--- SOURCE EXTRACT Enclosed Below ---

Two Young Men in Oklahoma Charged with $14 Million Crowd Machine Crypto Hack

Two young men accused of stealing one billion “Crowd Machine Compute Tokens” (worth $14 million) directly from the Crowd Machine crypto project last weekend were arrested Monday at an Oklahoma hotel, Oklahoma News 4 reports.

Fletcher Robert Childers, 23, and Joseph Harris, 21, both of Missouri, were arrested after an investigator from Santa Clara County DA’s Office, personnel from the Regional Enforcement Allied Computer Team (REACT) and Oklahoma police used cell-phone triangulation, purchase records and surveillance footage from a local Walmart to lead them to the hotel.

Police executed a “no-knock” warrant to search the room and a suspects’ car. No-knock warrants are often used in cases of suspected computer crime in the hopes that shocked suspects can be arrested before they’ve had time to close and lock their computers.

--- End of Enclosed SOURCE EXTRACT ---
--- EXTRACTED MATERIAL Enclosed Below ---

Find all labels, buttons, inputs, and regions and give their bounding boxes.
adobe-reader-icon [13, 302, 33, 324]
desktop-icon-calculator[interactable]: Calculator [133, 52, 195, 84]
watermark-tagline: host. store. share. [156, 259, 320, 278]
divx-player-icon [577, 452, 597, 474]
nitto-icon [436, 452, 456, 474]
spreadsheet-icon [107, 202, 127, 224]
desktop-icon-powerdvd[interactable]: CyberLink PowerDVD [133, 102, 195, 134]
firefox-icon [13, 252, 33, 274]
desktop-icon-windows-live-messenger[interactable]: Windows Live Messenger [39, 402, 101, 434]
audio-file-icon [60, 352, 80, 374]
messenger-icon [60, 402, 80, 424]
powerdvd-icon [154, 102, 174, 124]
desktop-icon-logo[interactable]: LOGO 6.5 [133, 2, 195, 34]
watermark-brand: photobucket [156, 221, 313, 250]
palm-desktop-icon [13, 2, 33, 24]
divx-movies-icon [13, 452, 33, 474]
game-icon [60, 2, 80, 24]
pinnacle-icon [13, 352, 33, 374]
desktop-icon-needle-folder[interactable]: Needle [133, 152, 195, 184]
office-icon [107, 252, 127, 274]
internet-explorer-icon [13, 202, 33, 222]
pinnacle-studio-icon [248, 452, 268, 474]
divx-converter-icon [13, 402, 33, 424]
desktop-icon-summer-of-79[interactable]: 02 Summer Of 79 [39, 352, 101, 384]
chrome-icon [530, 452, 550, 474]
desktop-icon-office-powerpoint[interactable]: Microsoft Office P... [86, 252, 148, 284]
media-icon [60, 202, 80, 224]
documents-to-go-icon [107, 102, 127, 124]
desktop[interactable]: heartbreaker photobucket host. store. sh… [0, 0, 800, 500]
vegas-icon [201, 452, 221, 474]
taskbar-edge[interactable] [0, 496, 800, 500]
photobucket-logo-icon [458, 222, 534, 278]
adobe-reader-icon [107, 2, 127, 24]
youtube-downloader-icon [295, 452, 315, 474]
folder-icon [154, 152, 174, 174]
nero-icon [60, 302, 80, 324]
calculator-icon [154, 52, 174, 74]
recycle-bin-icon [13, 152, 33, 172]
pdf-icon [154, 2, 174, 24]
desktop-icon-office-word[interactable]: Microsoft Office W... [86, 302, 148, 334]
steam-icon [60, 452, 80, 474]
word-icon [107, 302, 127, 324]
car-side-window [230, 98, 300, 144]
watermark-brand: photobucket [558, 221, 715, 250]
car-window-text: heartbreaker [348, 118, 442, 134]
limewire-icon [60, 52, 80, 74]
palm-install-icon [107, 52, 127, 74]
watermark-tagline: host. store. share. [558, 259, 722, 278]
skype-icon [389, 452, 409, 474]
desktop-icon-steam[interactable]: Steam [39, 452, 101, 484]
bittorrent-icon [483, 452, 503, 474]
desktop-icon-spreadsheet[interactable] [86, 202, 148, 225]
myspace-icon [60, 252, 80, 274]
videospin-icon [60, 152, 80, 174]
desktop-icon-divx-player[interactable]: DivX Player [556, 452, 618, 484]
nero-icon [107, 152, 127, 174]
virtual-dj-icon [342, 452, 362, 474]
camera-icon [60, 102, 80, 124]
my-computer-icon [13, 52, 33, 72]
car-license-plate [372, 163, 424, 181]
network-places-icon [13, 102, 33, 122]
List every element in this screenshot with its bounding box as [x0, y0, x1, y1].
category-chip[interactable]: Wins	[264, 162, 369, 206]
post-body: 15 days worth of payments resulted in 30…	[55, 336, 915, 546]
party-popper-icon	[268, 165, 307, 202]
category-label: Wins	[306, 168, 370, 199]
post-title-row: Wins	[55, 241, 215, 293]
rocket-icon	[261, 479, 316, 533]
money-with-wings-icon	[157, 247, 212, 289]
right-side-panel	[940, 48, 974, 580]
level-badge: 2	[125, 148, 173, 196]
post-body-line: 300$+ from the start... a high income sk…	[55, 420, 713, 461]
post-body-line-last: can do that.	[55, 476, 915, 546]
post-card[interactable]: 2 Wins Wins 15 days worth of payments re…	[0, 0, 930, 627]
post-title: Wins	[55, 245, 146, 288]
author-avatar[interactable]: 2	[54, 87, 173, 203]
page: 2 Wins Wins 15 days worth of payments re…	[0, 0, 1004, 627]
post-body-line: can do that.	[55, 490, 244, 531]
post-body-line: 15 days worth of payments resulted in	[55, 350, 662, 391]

--- End of Enclosed EXTRACTED MATERIAL ---

TASK DETAILS: According to the news report on the Crowd Machine crypto hack, where were the two suspects arrested? The items stand apart from the news report and are unrelated to it.

TASK OUTPUT: At an Oklahoma hotel.